> _Task description_
The listing below is to be output in its exact form.

> _Supplied data_
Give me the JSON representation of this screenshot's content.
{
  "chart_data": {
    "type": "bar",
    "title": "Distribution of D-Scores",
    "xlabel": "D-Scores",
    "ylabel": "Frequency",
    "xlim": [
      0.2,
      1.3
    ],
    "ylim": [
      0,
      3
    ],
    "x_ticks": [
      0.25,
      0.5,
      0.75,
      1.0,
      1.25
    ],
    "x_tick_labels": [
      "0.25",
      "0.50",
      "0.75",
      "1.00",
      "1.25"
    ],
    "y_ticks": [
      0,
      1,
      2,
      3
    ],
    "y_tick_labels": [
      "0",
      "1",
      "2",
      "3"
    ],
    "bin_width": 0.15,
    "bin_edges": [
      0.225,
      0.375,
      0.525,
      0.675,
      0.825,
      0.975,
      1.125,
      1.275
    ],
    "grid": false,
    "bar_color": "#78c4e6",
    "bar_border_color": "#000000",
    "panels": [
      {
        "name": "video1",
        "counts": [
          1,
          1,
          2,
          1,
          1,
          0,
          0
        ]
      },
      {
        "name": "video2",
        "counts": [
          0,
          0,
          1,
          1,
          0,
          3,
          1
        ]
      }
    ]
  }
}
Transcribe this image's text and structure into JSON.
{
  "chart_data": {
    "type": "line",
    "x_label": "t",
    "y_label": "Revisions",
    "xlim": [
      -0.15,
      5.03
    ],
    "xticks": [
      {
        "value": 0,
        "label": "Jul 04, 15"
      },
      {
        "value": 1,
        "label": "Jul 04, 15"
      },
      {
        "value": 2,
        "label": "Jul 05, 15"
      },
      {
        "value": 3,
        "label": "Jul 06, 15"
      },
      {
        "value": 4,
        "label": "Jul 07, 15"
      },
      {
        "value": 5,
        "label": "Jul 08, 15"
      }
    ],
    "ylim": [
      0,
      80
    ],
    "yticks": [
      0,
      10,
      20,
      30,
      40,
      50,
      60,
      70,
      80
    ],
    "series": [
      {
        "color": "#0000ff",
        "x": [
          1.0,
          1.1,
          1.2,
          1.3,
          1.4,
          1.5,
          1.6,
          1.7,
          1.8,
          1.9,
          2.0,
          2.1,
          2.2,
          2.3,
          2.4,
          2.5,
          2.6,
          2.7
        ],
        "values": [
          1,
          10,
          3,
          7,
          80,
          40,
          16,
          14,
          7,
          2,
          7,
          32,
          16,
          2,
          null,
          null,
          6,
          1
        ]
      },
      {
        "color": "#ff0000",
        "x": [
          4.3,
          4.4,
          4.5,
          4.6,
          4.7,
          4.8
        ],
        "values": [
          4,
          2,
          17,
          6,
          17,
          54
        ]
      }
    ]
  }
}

> _Solution for this task_
Give me the JSON representation of this screenshot's content.
{
  "chart_data": {
    "type": "bar",
    "title": "Distribution of D-Scores",
    "xlabel": "D-Scores",
    "ylabel": "Frequency",
    "xlim": [
      0.2,
      1.3
    ],
    "ylim": [
      0,
      3
    ],
    "x_ticks": [
      0.25,
      0.5,
      0.75,
      1.0,
      1.25
    ],
    "x_tick_labels": [
      "0.25",
      "0.50",
      "0.75",
      "1.00",
      "1.25"
    ],
    "y_ticks": [
      0,
      1,
      2,
      3
    ],
    "y_tick_labels": [
      "0",
      "1",
      "2",
      "3"
    ],
    "bin_width": 0.15,
    "bin_edges": [
      0.225,
      0.375,
      0.525,
      0.675,
      0.825,
      0.975,
      1.125,
      1.275
    ],
    "grid": false,
    "bar_color": "#78c4e6",
    "bar_border_color": "#000000",
    "panels": [
      {
        "name": "video1",
        "counts": [
          1,
          1,
          2,
          1,
          1,
          0,
          0
        ]
      },
      {
        "name": "video2",
        "counts": [
          0,
          0,
          1,
          1,
          0,
          3,
          1
        ]
      }
    ]
  }
}
Transcribe this image's text and structure into JSON.
{
  "chart_data": {
    "type": "line",
    "x_label": "t",
    "y_label": "Revisions",
    "xlim": [
      -0.15,
      5.03
    ],
    "xticks": [
      {
        "value": 0,
        "label": "Jul 04, 15"
      },
      {
        "value": 1,
        "label": "Jul 04, 15"
      },
      {
        "value": 2,
        "label": "Jul 05, 15"
      },
      {
        "value": 3,
        "label": "Jul 06, 15"
      },
      {
        "value": 4,
        "label": "Jul 07, 15"
      },
      {
        "value": 5,
        "label": "Jul 08, 15"
      }
    ],
    "ylim": [
      0,
      80
    ],
    "yticks": [
      0,
      10,
      20,
      30,
      40,
      50,
      60,
      70,
      80
    ],
    "series": [
      {
        "color": "#0000ff",
        "x": [
          1.0,
          1.1,
          1.2,
          1.3,
          1.4,
          1.5,
          1.6,
          1.7,
          1.8,
          1.9,
          2.0,
          2.1,
          2.2,
          2.3,
          2.4,
          2.5,
          2.6,
          2.7
        ],
        "values": [
          1,
          10,
          3,
          7,
          80,
          40,
          16,
          14,
          7,
          2,
          7,
          32,
          16,
          2,
          null,
          null,
          6,
          1
        ]
      },
      {
        "color": "#ff0000",
        "x": [
          4.3,
          4.4,
          4.5,
          4.6,
          4.7,
          4.8
        ],
        "values": [
          4,
          2,
          17,
          6,
          17,
          54
        ]
      }
    ]
  }
}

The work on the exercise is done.